[Dataset records on visual material]
------------------------------

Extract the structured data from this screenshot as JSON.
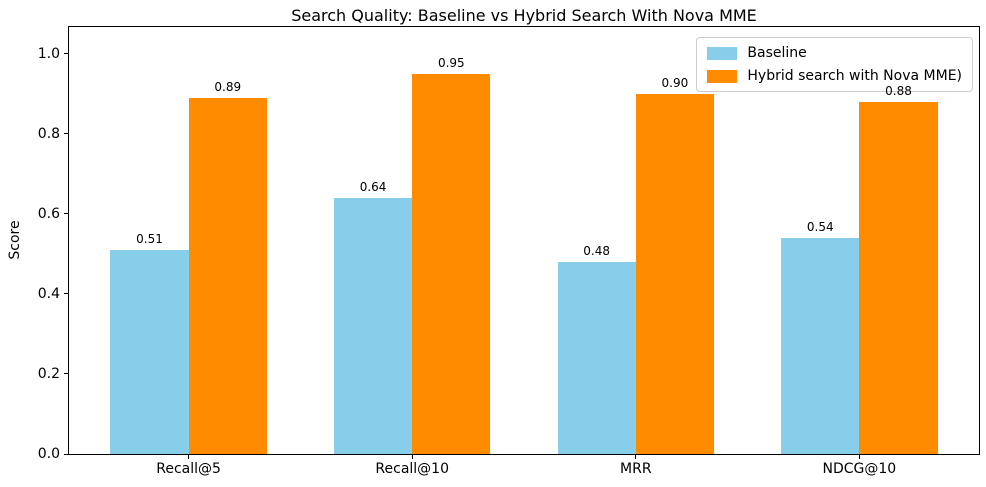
{
  "chart_data": {
    "type": "bar",
    "title": "Search Quality: Baseline vs Hybrid Search With Nova MME",
    "xlabel": "",
    "ylabel": "Score",
    "categories": [
      "Recall@5",
      "Recall@10",
      "MRR",
      "NDCG@10"
    ],
    "series": [
      {
        "name": "Baseline",
        "color": "#87CEEB",
        "values": [
          0.51,
          0.64,
          0.48,
          0.54
        ]
      },
      {
        "name": "Hybrid search with Nova MME)",
        "color": "#FF8C00",
        "values": [
          0.89,
          0.95,
          0.9,
          0.88
        ]
      }
    ],
    "value_label_format": "2-decimals",
    "yticks": [
      "0.0",
      "0.2",
      "0.4",
      "0.6",
      "0.8",
      "1.0"
    ],
    "ylim": [
      0,
      1.067
    ],
    "grid": false,
    "legend_position": "upper right",
    "bar_width_data_units": 0.35
  }
}
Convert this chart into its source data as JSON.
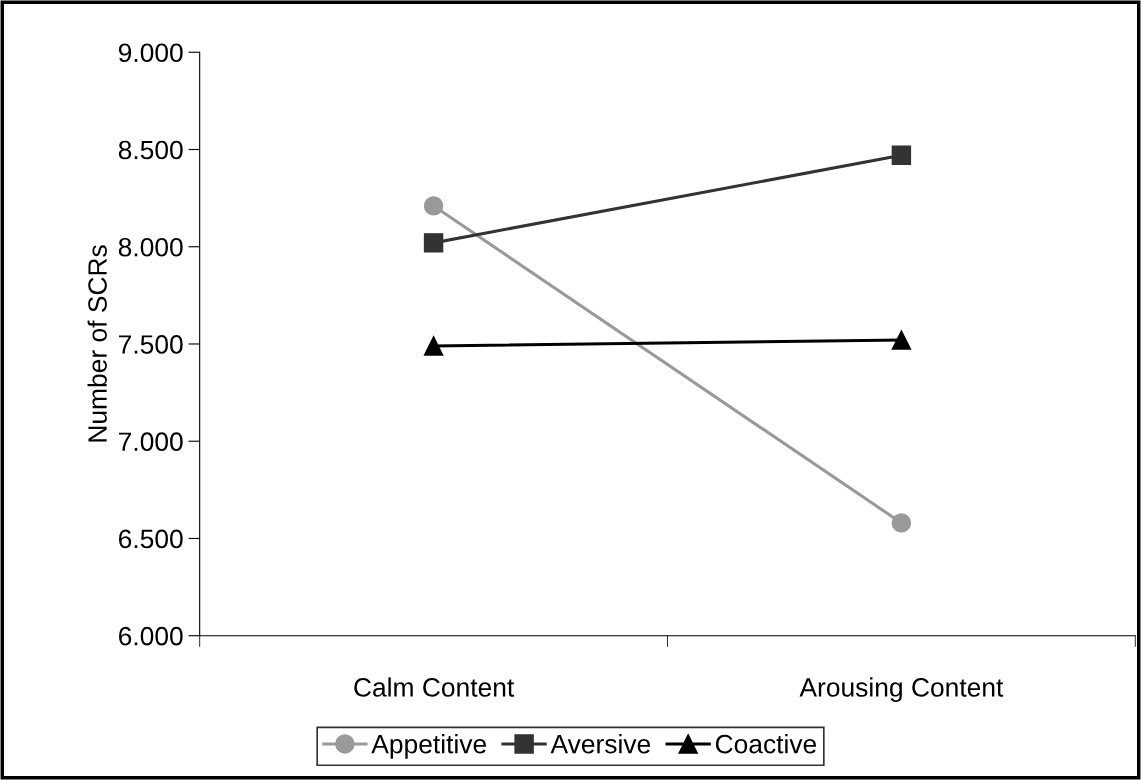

------------------------------

■ Your instructions:
Track down the lines that include the word "Baseline" and copy them.

■ Response to this exercise:
    "title": "Search Quality: Baseline vs Hybrid Search With Nova MME",
        "name": "Baseline",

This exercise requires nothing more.